Newtonに寄与貢献したデベロッパーとユーザーは2500名あまりに達する。その数からもそれがビッグプロジェクトであることが分かるが、コンピュート、ストレージ、ネットワーキングといったデータセンターの中核的サービスをサポートするだけでなく、多様な小規模サービスも各種提供している。

OpenStack FoundationのCOO Mark Collierによると、Newtonの力点は新しい機能よりもむしろ、新しい種類のワークロードをサポートするためのツールの充実に置かれている。

CollierとOpenStack Foundationの上級役員Jonathan Bryceが強調するのは、OpenStackの仕事はあくまでも、ユーザーが自分のワークロードを動かすために必要とするインフラストラクチャを提供することだ、という点だ。ワークロードの種類やタイプ、そのために求められるツールは、いっさい特定しない。“クラウドと仮想マシンが同一視されることは、最近ではなくなった”、とCollierは述べる。むしろ今多いのは、ベアメタルとコンテナの併用だ。OpenStackはそんなユーザーに、すべてを一元管理できるための、単一の制御インタフェイスを提供しなければならない。

__学習資料__.

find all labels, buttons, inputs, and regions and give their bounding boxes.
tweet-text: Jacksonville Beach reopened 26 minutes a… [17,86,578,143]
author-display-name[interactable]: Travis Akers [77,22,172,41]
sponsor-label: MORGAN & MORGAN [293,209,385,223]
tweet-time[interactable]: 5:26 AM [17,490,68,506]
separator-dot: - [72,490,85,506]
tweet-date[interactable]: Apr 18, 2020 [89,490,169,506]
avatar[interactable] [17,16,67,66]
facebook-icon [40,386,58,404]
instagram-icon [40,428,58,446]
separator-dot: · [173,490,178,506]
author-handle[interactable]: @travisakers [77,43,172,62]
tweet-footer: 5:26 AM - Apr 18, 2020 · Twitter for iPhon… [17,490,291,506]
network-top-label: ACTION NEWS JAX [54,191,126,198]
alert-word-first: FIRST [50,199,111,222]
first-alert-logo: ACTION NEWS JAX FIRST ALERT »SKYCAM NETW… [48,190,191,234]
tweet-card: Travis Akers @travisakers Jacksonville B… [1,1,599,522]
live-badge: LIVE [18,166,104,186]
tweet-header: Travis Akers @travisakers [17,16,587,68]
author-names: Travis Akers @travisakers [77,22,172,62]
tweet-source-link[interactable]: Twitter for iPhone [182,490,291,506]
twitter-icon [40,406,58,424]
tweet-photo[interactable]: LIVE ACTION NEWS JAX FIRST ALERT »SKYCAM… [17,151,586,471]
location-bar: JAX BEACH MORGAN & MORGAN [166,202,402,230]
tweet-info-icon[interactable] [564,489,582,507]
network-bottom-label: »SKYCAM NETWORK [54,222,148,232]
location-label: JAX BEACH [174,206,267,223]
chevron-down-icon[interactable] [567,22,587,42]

__作業内容__.
**a.** OpenStack Newtonについての文章を読み、次の問いに答えてください。
(i) Newtonに寄与貢献したデベロッパーとユーザーは何名あまりに達しますか?
(ii) Collierによると、Newtonの力点は何に置かれていますか?
(iii) Collierによると、今多いのは何と何の併用ですか?
**b.** OpenStack Newtonについての文章の続きを、最後の文の後から書いてください。

__解答__.
**a.**
(i) 2500名あまり
(ii) 新しい種類のワークロードをサポートするためのツールの充実
(iii) ベアメタルとコンテナ

**b.**
しかし企業の変革の歩みは遅くて、OpenStackを使っているアーリーアダプター的企業でさえ、コンテナの採用はまだ始まったばかりだ。Bryceは曰く、“アーリーアダプターの中には、すでにコンテナをプロダクションで(本番運用で)使っているところもある。しかし私の考えでは、OpenStackである・なしを問わず、コンテナをプロダクションで使うのは時期尚早だ”。しかしそれでも、彼によると、最近ではOpenStackのさまざまなコンポーネントを活用して、コンテナの採用を早めたい、というユーザーが増えている。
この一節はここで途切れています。